◆ **Page**
◇ ◇ ◇

# he comes only when I have a treat



## callen510 (Nov 20, 2013)

If I use the Dog Crack (dehydrated chicken liver) he will come every time. But without it, he decides whether he wants to come or not. He looks at me and virtually says, "Meh" and then runs or avoids me. I've researched on this site and the web and seen the technique about using a long lease and calling him etc but my problem is not that he doesn't understand the command, it is just that he decides whether to respond, unless I have the Dog Crack - then he comes every time. He is 5 months old, pretty much potty trained and a great dog, but he needs to come when called.


----------



## Kathleen (Aug 4, 2011)

I think that you just need to practice, practice, practice.
He doesn't really know the command yet.
Mine are two and still don't always listen, but I don't practice enough.


----------



## eiksaa (Jun 8, 2012)

You could try not giving him a treat every time. Have it in your hand and slowly start weaning him off the treat. For example, call him 5 times and one out of those 5 he doesn't get a treat.

◇ ◇ ◇

◆ **Dataset rows**
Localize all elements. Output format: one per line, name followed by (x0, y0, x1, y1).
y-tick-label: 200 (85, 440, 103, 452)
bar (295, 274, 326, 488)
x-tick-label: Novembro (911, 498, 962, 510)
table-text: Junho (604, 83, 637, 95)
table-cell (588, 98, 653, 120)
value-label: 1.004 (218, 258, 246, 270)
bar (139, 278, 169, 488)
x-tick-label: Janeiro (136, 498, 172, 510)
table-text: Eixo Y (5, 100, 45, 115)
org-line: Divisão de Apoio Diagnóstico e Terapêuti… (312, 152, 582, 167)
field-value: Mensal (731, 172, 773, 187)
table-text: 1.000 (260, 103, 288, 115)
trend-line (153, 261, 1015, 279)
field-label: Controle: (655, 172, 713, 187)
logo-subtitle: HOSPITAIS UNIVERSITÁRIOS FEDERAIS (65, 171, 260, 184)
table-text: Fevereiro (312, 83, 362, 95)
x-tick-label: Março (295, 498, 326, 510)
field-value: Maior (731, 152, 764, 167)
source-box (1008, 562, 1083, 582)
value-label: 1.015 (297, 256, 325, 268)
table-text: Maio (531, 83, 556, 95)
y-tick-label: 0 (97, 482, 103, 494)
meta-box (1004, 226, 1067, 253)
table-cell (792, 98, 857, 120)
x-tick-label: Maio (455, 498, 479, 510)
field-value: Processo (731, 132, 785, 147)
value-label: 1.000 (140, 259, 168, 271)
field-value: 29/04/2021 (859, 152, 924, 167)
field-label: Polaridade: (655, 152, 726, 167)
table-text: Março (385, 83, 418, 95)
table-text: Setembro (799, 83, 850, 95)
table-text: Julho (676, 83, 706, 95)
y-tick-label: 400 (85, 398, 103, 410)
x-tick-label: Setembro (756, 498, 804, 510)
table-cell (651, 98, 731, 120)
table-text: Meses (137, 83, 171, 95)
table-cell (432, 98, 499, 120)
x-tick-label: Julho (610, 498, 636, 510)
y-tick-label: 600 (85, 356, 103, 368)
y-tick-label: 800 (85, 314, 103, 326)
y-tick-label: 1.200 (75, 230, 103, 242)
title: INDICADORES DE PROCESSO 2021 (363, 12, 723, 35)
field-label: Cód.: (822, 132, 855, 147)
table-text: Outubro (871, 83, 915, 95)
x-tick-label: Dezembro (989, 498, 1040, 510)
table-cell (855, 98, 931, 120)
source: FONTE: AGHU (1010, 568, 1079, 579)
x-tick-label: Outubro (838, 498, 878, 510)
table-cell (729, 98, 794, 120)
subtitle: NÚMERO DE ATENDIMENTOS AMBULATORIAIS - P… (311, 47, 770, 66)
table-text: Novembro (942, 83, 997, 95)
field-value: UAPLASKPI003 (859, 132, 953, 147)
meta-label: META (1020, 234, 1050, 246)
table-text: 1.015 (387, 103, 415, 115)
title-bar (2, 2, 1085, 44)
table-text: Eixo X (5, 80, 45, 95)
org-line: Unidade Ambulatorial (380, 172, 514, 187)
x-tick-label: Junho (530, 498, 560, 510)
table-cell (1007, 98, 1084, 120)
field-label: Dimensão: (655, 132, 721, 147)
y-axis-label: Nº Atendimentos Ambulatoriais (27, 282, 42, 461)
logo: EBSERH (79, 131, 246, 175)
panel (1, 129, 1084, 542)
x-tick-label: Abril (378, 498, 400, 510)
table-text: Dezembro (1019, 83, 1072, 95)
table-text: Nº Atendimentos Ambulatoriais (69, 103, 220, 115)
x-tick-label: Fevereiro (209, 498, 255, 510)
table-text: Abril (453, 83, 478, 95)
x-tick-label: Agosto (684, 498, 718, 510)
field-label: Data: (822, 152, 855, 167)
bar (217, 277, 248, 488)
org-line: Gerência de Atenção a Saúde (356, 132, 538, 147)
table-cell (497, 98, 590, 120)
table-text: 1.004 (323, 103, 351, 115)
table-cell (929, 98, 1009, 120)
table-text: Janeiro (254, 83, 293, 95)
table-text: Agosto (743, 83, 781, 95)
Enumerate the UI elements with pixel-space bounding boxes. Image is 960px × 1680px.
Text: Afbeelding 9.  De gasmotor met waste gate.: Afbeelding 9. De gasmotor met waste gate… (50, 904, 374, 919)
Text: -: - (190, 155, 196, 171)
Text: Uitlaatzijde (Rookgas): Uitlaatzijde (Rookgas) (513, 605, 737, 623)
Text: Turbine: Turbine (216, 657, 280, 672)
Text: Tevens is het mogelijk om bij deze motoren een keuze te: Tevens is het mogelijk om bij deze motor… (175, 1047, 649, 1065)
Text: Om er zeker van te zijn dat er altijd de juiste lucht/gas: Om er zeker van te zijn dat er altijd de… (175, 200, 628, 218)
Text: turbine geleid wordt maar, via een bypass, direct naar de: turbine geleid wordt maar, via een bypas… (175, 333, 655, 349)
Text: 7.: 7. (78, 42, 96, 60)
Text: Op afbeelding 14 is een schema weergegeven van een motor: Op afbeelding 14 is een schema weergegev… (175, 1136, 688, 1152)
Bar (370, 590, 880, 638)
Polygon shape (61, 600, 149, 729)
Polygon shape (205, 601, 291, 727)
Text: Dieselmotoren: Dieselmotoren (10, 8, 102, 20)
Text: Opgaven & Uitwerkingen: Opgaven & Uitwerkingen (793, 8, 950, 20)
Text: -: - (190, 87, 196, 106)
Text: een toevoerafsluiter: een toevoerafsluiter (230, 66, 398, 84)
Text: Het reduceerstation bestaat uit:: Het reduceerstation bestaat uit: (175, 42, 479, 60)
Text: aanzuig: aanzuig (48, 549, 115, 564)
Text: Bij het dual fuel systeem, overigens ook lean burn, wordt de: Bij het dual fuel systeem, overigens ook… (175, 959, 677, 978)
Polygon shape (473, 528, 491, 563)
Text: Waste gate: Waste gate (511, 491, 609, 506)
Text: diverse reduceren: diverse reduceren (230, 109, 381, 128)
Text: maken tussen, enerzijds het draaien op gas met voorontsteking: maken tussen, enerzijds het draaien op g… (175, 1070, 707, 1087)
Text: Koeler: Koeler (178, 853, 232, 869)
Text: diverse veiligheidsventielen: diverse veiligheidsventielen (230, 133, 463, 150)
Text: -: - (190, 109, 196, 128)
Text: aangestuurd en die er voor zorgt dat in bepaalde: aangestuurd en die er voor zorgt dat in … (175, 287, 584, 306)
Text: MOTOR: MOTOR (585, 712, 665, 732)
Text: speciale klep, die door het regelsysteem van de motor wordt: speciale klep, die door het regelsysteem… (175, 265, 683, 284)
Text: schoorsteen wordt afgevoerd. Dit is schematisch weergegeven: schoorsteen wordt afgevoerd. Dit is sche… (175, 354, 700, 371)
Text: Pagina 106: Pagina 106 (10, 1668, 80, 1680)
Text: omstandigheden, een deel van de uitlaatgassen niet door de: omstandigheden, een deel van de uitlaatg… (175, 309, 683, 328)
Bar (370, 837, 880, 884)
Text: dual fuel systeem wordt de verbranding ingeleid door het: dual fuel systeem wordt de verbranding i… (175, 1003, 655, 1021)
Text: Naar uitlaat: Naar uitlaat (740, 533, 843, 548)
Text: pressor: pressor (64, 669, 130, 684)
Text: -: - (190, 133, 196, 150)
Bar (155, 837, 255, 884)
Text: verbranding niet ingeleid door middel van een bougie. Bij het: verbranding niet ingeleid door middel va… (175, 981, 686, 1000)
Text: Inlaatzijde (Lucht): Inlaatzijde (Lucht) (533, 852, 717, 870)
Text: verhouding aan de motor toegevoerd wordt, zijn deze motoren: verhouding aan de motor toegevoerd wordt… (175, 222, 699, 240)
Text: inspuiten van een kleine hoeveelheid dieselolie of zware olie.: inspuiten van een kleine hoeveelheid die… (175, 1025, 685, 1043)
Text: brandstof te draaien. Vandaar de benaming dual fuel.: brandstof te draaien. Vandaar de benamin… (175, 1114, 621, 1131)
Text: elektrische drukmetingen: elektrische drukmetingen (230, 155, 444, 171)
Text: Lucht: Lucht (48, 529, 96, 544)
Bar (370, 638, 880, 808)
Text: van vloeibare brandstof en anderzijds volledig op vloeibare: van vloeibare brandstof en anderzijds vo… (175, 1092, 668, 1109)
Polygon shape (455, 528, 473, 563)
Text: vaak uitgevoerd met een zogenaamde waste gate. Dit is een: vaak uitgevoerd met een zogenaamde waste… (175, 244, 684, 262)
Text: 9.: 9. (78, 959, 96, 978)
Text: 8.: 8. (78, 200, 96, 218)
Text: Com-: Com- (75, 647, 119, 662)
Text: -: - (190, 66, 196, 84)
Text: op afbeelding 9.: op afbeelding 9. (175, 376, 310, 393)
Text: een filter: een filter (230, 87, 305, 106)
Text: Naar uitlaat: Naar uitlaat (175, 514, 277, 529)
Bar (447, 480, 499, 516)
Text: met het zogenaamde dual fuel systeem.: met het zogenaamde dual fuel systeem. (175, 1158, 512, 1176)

◇ ◇ ◇

◆ **Directives**
1. In the dog-recall thread, how old is the dog that comes every time only when offered dehydrated chicken liver?
2. Convert the listing into a numbered list, starting at its first line and stopping after the line containing "table-cell (588, 98, 653, 120)".

◆ **Solutions to the tasks**
1. He is 5 months old.

2.
1. Localize all elements. Output format: one per line, name followed by (x0, y0, x1, y1).
2. y-tick-label: 200 (85, 440, 103, 452)
3. bar (295, 274, 326, 488)
4. x-tick-label: Novembro (911, 498, 962, 510)
5. table-text: Junho (604, 83, 637, 95)
6. table-cell (588, 98, 653, 120)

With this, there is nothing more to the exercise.